# Hindi/Urdu/Panjabi: superfluous



## panjabigator

Greetings,

I'm searching for a word for 'superfluous.'  In Panjabi, I found <nirarthak>.  For Hindi, the following words have been suggested: अतिरिक्त, अतिशय, अनावश्यक.  Any thoughts on these words and/or a Urdu suggestion?


----------



## omlick

فالتو फ़ालतू is the most famous word in Hindi and Urdu for this I thought.


----------



## panjabigator

Thanks Omlick.  I thought of this word too, but I guess I was searching for a more academic sounding word. 

Have you ever heard the word <fokaṭ>?


----------



## bakshink

Punjabi word for superfluous is vaadhuu, Nirathak is a Hindi word which means one that has no meaning.


----------



## tamah

Can we also use अर्थशून्य (arthashunya) or वृथा (vrutha) or बेकार (bekar) ? 
I am not sure if I can use those words for superfluous but after reading the replies I wonder if I can use these words too.


----------



## Faylasoof

فالتو फ़ालतू is indeed used this way in Urdu but we also use the same for _spare / extra_, i,e, something that is not needed for the moment but is not useless either. ​

فالتو _faaltoo_ = spare (as in spare parts) , extra = زائد۔ _zaaíd_​ 
The other word is: فُضول _fudhool _= superfluous 
( غیر ضروری/ غیر لازم )​


----------



## Not.A.Linguist

अतिशय sounds like the best fit.


----------



## bakshink

As Faylasoof has suggested Faaltuu and Fizuul can be used and Bekaar is very often used in most cases but Atishya I am not sure of it's use. 
Atirikat means extra but it's an honorable word so atirikat samay, atirikat adhikaarii can be used but it may be somewhat odd when used derogatorily. Arthshunya? I haven't heard of but to me it seems it should mean same as nirarthak.


----------



## Not.A.Linguist

Faaltuu, Fizuul, Bekaar carry a bit of negative feel with them. That is not necessary with Superfluous.

अतिशय like Superfluous, doesn't carry a negative bit with it.

TO DO:
a. In the thread on words for "superfluous," what Punjabi word does bakshink give for superfluous?
b. Summarize the thread on words for "superfluous" in two sentences.

DATA RECORDS:

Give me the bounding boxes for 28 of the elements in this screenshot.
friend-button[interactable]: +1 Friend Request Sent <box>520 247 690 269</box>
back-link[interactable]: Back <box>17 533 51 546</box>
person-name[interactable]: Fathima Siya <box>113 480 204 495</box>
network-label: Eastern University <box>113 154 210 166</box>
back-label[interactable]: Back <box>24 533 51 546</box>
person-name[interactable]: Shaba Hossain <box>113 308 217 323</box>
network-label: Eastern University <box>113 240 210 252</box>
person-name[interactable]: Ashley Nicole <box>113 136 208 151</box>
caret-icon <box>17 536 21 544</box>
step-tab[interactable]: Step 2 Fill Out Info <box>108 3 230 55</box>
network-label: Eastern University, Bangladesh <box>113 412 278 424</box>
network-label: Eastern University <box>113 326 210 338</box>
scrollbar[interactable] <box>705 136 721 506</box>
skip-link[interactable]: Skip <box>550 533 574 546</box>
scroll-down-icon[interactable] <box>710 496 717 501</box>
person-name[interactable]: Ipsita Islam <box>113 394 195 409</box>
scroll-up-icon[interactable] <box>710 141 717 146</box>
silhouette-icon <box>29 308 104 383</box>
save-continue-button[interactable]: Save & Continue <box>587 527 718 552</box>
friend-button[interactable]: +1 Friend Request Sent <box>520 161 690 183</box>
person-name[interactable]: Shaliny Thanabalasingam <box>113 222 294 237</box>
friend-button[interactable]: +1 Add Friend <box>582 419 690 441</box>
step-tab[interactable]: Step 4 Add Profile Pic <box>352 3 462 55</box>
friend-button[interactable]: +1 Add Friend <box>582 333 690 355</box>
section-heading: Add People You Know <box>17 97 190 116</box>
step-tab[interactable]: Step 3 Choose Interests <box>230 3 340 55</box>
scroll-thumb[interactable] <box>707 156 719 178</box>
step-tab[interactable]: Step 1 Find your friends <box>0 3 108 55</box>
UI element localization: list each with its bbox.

...

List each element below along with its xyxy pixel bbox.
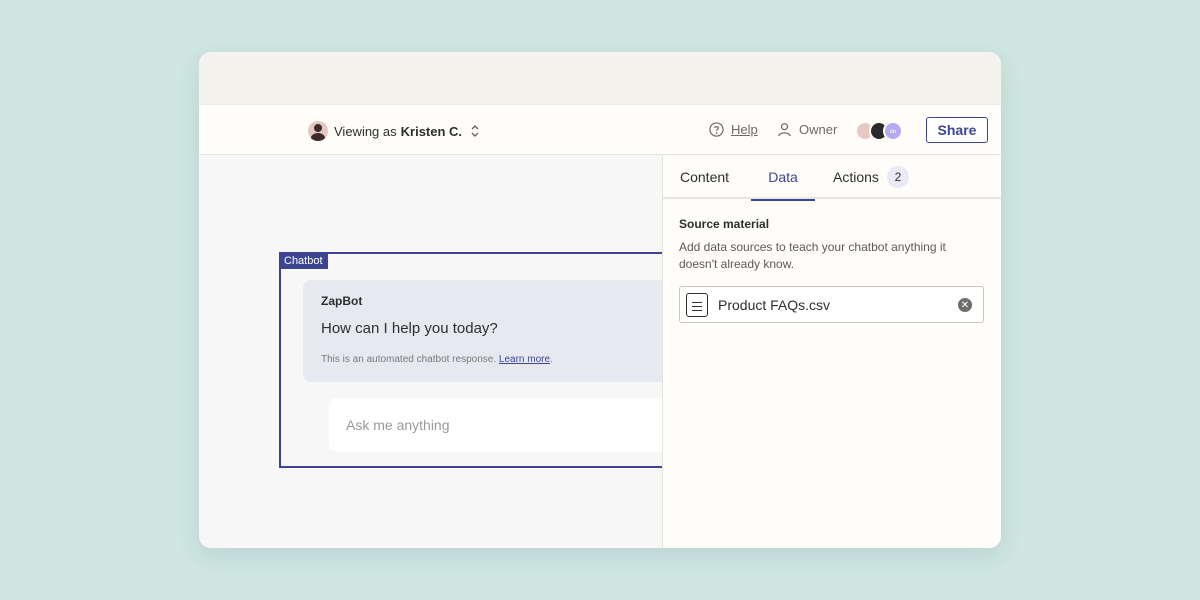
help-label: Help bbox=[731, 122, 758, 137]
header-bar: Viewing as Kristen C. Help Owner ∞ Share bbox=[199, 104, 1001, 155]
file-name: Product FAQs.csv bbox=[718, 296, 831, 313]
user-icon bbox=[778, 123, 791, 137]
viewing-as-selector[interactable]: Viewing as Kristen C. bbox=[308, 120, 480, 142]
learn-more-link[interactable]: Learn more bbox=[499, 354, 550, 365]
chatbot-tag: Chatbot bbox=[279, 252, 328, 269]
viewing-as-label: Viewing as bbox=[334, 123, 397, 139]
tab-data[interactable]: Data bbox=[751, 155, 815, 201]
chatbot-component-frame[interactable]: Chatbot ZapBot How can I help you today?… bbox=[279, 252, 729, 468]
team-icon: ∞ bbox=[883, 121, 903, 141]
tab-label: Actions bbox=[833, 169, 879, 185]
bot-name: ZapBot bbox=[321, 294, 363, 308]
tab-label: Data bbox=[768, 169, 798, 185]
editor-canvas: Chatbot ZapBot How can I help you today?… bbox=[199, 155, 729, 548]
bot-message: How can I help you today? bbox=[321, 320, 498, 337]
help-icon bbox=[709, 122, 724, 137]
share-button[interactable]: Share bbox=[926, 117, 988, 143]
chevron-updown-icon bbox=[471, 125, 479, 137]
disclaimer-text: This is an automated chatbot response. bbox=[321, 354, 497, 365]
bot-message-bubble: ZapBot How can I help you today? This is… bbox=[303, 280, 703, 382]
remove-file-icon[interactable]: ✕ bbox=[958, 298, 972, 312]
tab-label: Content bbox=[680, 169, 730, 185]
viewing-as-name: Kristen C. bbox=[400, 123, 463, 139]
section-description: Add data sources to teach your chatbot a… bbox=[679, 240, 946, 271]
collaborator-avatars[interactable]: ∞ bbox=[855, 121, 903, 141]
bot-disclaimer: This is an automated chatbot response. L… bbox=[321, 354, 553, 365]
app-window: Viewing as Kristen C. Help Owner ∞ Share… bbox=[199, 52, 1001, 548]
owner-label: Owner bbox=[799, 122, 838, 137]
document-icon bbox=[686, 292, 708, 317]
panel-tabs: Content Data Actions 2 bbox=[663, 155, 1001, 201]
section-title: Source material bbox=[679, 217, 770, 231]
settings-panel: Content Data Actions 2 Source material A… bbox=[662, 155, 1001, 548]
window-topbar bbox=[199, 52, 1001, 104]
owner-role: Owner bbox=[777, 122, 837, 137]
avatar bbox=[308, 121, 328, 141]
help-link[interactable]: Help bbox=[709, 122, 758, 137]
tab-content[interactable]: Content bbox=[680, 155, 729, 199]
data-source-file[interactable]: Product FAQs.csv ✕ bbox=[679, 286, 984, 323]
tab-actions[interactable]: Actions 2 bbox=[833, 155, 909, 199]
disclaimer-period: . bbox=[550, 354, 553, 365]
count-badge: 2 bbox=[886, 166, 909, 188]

==

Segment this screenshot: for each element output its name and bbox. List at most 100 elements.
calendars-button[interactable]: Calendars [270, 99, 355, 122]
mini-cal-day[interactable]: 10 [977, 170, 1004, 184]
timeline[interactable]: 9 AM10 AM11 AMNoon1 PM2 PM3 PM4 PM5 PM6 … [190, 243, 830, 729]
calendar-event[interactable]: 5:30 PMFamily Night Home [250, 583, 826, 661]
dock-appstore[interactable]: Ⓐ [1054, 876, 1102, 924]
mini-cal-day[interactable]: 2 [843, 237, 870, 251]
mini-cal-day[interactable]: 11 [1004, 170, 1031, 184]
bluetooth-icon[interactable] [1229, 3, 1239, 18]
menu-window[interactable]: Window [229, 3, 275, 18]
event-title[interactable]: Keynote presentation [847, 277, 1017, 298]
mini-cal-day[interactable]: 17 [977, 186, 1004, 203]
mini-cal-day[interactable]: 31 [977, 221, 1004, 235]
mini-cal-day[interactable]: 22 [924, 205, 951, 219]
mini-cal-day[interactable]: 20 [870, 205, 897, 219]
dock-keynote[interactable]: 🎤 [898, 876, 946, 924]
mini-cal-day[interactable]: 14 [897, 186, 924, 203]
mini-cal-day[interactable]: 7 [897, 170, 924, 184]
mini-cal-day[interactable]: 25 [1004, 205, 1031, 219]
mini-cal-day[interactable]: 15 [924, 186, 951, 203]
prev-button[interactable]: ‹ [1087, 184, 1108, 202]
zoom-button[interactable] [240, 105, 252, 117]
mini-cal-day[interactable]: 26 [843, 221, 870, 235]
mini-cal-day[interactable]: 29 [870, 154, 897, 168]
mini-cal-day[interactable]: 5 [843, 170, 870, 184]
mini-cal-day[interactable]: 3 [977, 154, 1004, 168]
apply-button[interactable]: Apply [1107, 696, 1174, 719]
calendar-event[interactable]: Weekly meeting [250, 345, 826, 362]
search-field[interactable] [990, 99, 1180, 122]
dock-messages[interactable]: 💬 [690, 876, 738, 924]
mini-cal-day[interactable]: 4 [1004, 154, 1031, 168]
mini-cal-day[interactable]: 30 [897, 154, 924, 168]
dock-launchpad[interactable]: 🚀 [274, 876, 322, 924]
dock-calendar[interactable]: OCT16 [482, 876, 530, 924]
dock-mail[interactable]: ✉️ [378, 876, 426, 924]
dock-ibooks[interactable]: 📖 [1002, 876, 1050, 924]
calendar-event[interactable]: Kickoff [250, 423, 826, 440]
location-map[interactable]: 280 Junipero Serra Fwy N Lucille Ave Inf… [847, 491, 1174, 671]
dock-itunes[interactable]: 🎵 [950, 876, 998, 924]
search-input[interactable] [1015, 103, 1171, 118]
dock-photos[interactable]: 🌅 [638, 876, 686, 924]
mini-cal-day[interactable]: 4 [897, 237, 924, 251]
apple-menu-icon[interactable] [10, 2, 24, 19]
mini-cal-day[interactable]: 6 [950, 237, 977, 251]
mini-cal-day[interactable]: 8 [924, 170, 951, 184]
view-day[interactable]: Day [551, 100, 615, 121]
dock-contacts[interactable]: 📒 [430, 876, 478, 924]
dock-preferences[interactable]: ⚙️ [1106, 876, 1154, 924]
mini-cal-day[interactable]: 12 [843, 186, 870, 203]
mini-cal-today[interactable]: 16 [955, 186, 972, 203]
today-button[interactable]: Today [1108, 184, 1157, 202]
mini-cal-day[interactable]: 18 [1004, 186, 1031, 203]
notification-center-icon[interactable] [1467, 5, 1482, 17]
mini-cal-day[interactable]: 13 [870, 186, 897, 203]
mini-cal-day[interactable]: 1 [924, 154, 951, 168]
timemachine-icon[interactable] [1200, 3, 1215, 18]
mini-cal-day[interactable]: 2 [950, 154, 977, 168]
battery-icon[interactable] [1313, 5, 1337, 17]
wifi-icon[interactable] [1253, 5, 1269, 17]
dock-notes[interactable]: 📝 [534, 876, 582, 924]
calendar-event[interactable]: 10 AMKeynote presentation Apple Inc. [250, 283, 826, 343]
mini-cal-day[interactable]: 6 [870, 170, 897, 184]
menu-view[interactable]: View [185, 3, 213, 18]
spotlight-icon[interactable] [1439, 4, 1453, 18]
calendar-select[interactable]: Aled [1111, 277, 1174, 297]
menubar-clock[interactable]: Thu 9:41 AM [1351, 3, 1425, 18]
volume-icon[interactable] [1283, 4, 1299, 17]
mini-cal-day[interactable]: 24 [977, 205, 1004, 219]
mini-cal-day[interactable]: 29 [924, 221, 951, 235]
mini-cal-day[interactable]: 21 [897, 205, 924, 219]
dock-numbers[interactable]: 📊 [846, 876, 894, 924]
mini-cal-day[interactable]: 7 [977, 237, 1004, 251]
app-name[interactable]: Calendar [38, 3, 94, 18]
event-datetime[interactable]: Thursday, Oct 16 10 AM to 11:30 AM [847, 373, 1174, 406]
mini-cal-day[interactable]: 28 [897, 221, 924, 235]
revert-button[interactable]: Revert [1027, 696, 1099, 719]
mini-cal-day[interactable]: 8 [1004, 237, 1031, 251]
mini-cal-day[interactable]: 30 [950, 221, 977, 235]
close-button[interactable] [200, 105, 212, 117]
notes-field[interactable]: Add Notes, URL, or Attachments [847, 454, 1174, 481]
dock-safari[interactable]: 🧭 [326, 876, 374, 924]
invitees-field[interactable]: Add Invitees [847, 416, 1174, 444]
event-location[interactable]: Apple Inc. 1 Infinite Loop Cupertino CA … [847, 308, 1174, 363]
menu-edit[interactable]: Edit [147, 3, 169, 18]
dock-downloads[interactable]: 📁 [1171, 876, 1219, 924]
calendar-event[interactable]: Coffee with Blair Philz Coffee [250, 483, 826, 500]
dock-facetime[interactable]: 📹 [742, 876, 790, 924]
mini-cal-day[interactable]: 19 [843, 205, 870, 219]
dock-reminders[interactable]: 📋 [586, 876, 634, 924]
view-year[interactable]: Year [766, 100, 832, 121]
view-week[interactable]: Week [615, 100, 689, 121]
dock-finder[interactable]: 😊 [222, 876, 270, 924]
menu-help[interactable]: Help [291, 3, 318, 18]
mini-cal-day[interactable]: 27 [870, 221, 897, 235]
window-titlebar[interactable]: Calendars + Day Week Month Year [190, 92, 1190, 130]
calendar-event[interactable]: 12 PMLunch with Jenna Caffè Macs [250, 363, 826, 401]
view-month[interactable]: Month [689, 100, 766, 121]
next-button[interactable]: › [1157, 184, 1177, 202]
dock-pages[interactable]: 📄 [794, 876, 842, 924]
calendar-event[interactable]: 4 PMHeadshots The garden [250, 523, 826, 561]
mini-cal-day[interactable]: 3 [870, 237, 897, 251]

WRITTEN RESPONSES:
a. Vaadhuu.

b. One participant asks for Hindi, Urdu, and Panjabi words meaning "superfluous," and the replies suggest options such as faaltoo, vaadhuu, fudhool, and bekaar. One participant says faaltuu, fizuul, and bekaar carry a negative feel, and calls अतिशय the best fit, saying that it lacks that negative feel.